--- Start ---

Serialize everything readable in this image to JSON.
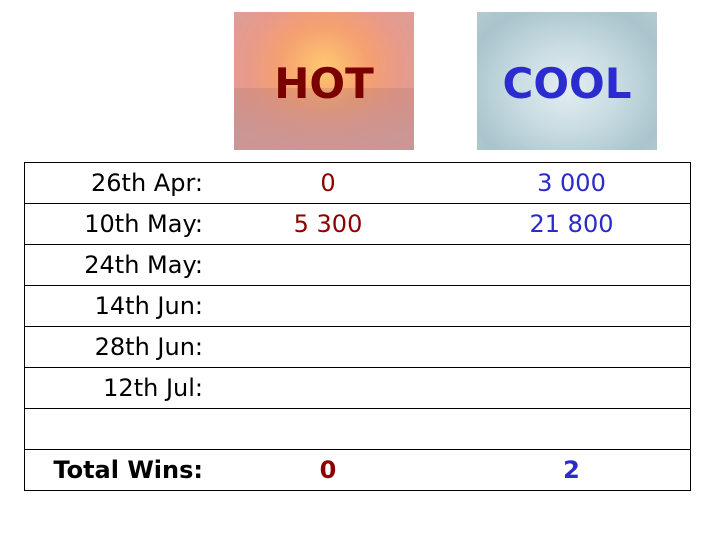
{
  "headers": {
    "hot": "HOT",
    "cool": "COOL"
  },
  "colors": {
    "hot": "#8b0000",
    "cool": "#2b2bc8"
  },
  "rows": [
    {
      "label": "26th Apr:",
      "hot": "0",
      "cool": "3 000"
    },
    {
      "label": "10th May:",
      "hot": "5 300",
      "cool": "21 800"
    },
    {
      "label": "24th May:",
      "hot": "",
      "cool": ""
    },
    {
      "label": "14th Jun:",
      "hot": "",
      "cool": ""
    },
    {
      "label": "28th Jun:",
      "hot": "",
      "cool": ""
    },
    {
      "label": "12th Jul:",
      "hot": "",
      "cool": ""
    },
    {
      "label": "",
      "hot": "",
      "cool": ""
    }
  ],
  "total": {
    "label": "Total Wins:",
    "hot": "0",
    "cool": "2"
  }
}
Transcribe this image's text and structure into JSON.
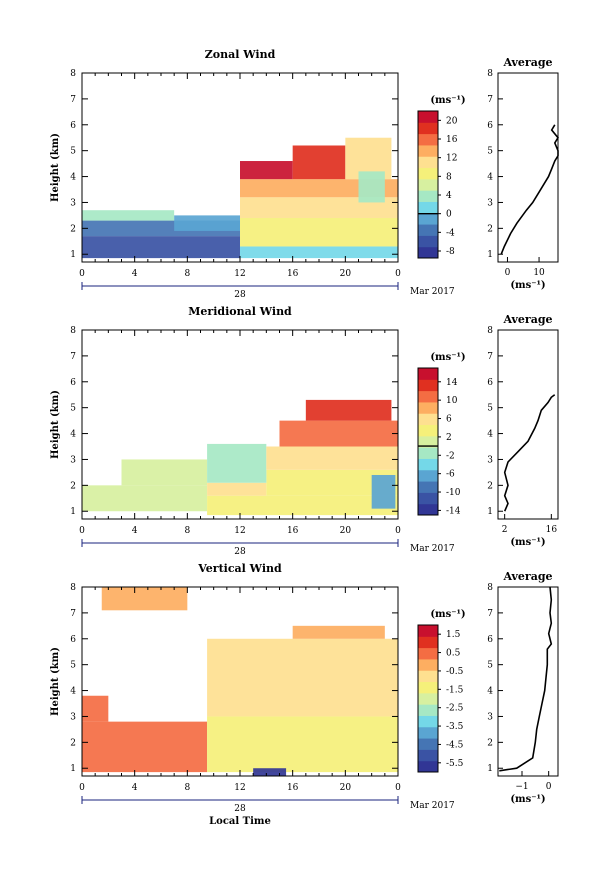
{
  "chart_data": [
    {
      "type": "heatmap",
      "title": "Zonal Wind",
      "ylabel": "Height (km)",
      "xlabel": "",
      "x_ticks": [
        "0",
        "4",
        "8",
        "12",
        "16",
        "20",
        "0"
      ],
      "y_ticks": [
        "1",
        "2",
        "3",
        "4",
        "5",
        "6",
        "7",
        "8"
      ],
      "xlim": [
        0,
        24
      ],
      "ylim": [
        0.7,
        8
      ],
      "date_day": "28",
      "date_month": "Mar 2017",
      "colorbar": {
        "unit": "(ms⁻¹)",
        "range": [
          -9.5,
          22
        ],
        "ticks": [
          "20",
          "16",
          "12",
          "8",
          "4",
          "0",
          "-4",
          "-8"
        ],
        "zero_line_value": 0
      },
      "regions": [
        {
          "x0": 0.0,
          "x1": 12.0,
          "y0": 0.85,
          "y1": 1.7,
          "value": -7
        },
        {
          "x0": 0.0,
          "x1": 12.0,
          "y0": 1.7,
          "y1": 2.3,
          "value": -3
        },
        {
          "x0": 0.0,
          "x1": 7.0,
          "y0": 2.3,
          "y1": 2.7,
          "value": 3
        },
        {
          "x0": 7.0,
          "x1": 12.0,
          "y0": 1.9,
          "y1": 2.5,
          "value": 0
        },
        {
          "x0": 12.0,
          "x1": 24.0,
          "y0": 0.85,
          "y1": 1.3,
          "value": 2
        },
        {
          "x0": 12.0,
          "x1": 24.0,
          "y0": 1.3,
          "y1": 2.4,
          "value": 8
        },
        {
          "x0": 12.0,
          "x1": 24.0,
          "y0": 2.4,
          "y1": 3.2,
          "value": 10
        },
        {
          "x0": 12.0,
          "x1": 24.0,
          "y0": 3.2,
          "y1": 3.9,
          "value": 14
        },
        {
          "x0": 12.0,
          "x1": 16.0,
          "y0": 3.9,
          "y1": 4.6,
          "value": 20
        },
        {
          "x0": 16.0,
          "x1": 20.0,
          "y0": 3.9,
          "y1": 5.2,
          "value": 18
        },
        {
          "x0": 20.0,
          "x1": 23.5,
          "y0": 3.9,
          "y1": 5.5,
          "value": 12
        },
        {
          "x0": 21.0,
          "x1": 23.0,
          "y0": 3.0,
          "y1": 4.2,
          "value": 5
        }
      ],
      "profile": {
        "title": "Average",
        "xlabel": "(ms⁻¹)",
        "x_ticks": [
          "0",
          "10"
        ],
        "y_ticks": [
          "1",
          "2",
          "3",
          "4",
          "5",
          "6",
          "7",
          "8"
        ],
        "xlim": [
          -3,
          16
        ],
        "ylim": [
          0.7,
          8
        ],
        "x": [
          -2,
          -1,
          1,
          3,
          6,
          8,
          10,
          12,
          13,
          14,
          15,
          16,
          16,
          15,
          16,
          14,
          15
        ],
        "y": [
          1.0,
          1.3,
          1.8,
          2.2,
          2.7,
          3.0,
          3.4,
          3.8,
          4.0,
          4.3,
          4.6,
          4.8,
          5.0,
          5.3,
          5.5,
          5.8,
          6.0
        ]
      }
    },
    {
      "type": "heatmap",
      "title": "Meridional Wind",
      "ylabel": "Height (km)",
      "xlabel": "",
      "x_ticks": [
        "0",
        "4",
        "8",
        "12",
        "16",
        "20",
        "0"
      ],
      "y_ticks": [
        "1",
        "2",
        "3",
        "4",
        "5",
        "6",
        "7",
        "8"
      ],
      "xlim": [
        0,
        24
      ],
      "ylim": [
        0.7,
        8
      ],
      "date_day": "28",
      "date_month": "Mar 2017",
      "colorbar": {
        "unit": "(ms⁻¹)",
        "range": [
          -15,
          17
        ],
        "ticks": [
          "14",
          "10",
          "6",
          "2",
          "-2",
          "-6",
          "-10",
          "-14"
        ],
        "zero_line_value": 0
      },
      "regions": [
        {
          "x0": 0.0,
          "x1": 9.5,
          "y0": 1.0,
          "y1": 2.0,
          "value": 0
        },
        {
          "x0": 3.0,
          "x1": 9.5,
          "y0": 2.0,
          "y1": 3.0,
          "value": 1
        },
        {
          "x0": 9.5,
          "x1": 24.0,
          "y0": 0.85,
          "y1": 1.6,
          "value": 4
        },
        {
          "x0": 9.5,
          "x1": 14.0,
          "y0": 1.6,
          "y1": 2.1,
          "value": 7
        },
        {
          "x0": 14.0,
          "x1": 24.0,
          "y0": 1.6,
          "y1": 2.6,
          "value": 3
        },
        {
          "x0": 9.5,
          "x1": 14.0,
          "y0": 2.1,
          "y1": 3.6,
          "value": -1
        },
        {
          "x0": 14.0,
          "x1": 24.0,
          "y0": 2.6,
          "y1": 3.5,
          "value": 5
        },
        {
          "x0": 15.0,
          "x1": 24.0,
          "y0": 3.5,
          "y1": 4.5,
          "value": 11
        },
        {
          "x0": 17.0,
          "x1": 23.5,
          "y0": 4.5,
          "y1": 5.3,
          "value": 13
        },
        {
          "x0": 22.0,
          "x1": 23.8,
          "y0": 1.1,
          "y1": 2.4,
          "value": -6
        }
      ],
      "profile": {
        "title": "Average",
        "xlabel": "(ms⁻¹)",
        "x_ticks": [
          "2",
          "16"
        ],
        "y_ticks": [
          "1",
          "2",
          "3",
          "4",
          "5",
          "6",
          "7",
          "8"
        ],
        "xlim": [
          0,
          18
        ],
        "ylim": [
          0.7,
          8
        ],
        "x": [
          2,
          3,
          2,
          3,
          2,
          3,
          6,
          9,
          11,
          12,
          13,
          15,
          16,
          17
        ],
        "y": [
          1.0,
          1.3,
          1.6,
          2.0,
          2.5,
          2.9,
          3.3,
          3.7,
          4.2,
          4.5,
          4.9,
          5.2,
          5.4,
          5.5
        ]
      }
    },
    {
      "type": "heatmap",
      "title": "Vertical Wind",
      "ylabel": "Height (km)",
      "xlabel": "Local Time",
      "x_ticks": [
        "0",
        "4",
        "8",
        "12",
        "16",
        "20",
        "0"
      ],
      "y_ticks": [
        "1",
        "2",
        "3",
        "4",
        "5",
        "6",
        "7",
        "8"
      ],
      "xlim": [
        0,
        24
      ],
      "ylim": [
        0.7,
        8
      ],
      "date_day": "28",
      "date_month": "Mar 2017",
      "colorbar": {
        "unit": "(ms⁻¹)",
        "range": [
          -6.0,
          2.0
        ],
        "ticks": [
          "1.5",
          "0.5",
          "-0.5",
          "-1.5",
          "-2.5",
          "-3.5",
          "-4.5",
          "-5.5"
        ],
        "zero_line_value": null
      },
      "regions": [
        {
          "x0": 0.0,
          "x1": 9.5,
          "y0": 0.85,
          "y1": 2.8,
          "value": 0.3
        },
        {
          "x0": 0.0,
          "x1": 2.0,
          "y0": 2.8,
          "y1": 3.8,
          "value": 0.6
        },
        {
          "x0": 9.5,
          "x1": 24.0,
          "y0": 0.85,
          "y1": 3.0,
          "value": -1.3
        },
        {
          "x0": 9.5,
          "x1": 24.0,
          "y0": 3.0,
          "y1": 6.0,
          "value": -0.8
        },
        {
          "x0": 16.0,
          "x1": 23.0,
          "y0": 6.0,
          "y1": 6.5,
          "value": -0.4
        },
        {
          "x0": 13.0,
          "x1": 15.5,
          "y0": 0.7,
          "y1": 1.0,
          "value": -5.4
        },
        {
          "x0": 1.5,
          "x1": 8.0,
          "y0": 7.1,
          "y1": 8.0,
          "value": -0.3
        }
      ],
      "profile": {
        "title": "Average",
        "xlabel": "(ms⁻¹)",
        "x_ticks": [
          "−1",
          "0"
        ],
        "y_ticks": [
          "1",
          "2",
          "3",
          "4",
          "5",
          "6",
          "7",
          "8"
        ],
        "xlim": [
          -1.9,
          0.35
        ],
        "ylim": [
          0.7,
          8
        ],
        "x": [
          -1.85,
          -1.2,
          -0.6,
          -0.5,
          -0.45,
          -0.35,
          -0.25,
          -0.15,
          -0.1,
          -0.05,
          -0.05,
          0.1,
          0.0,
          0.1,
          0.05,
          0.1,
          0.05
        ],
        "y": [
          0.9,
          1.0,
          1.4,
          2.0,
          2.5,
          3.0,
          3.5,
          4.0,
          4.5,
          5.0,
          5.6,
          5.8,
          6.2,
          6.6,
          7.0,
          7.5,
          8.0
        ]
      }
    }
  ],
  "colors": {
    "colormap": [
      "#313695",
      "#3a53a4",
      "#4575b4",
      "#5aa5d2",
      "#74d8e8",
      "#a6e8c4",
      "#d7f0a0",
      "#f5f07a",
      "#fee090",
      "#fdae61",
      "#f46d43",
      "#e03020",
      "#c8102e"
    ],
    "contour": "#000000",
    "axis": "#000000",
    "date_bar": "#1a237e"
  }
}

--- End ---

**What you are asked to do:** Wherever "JSON" shows up in a line, copy that line.

**Response to this exercise:**
Serialize everything readable in this image to JSON.
Transcribe this image's text and structure into JSON.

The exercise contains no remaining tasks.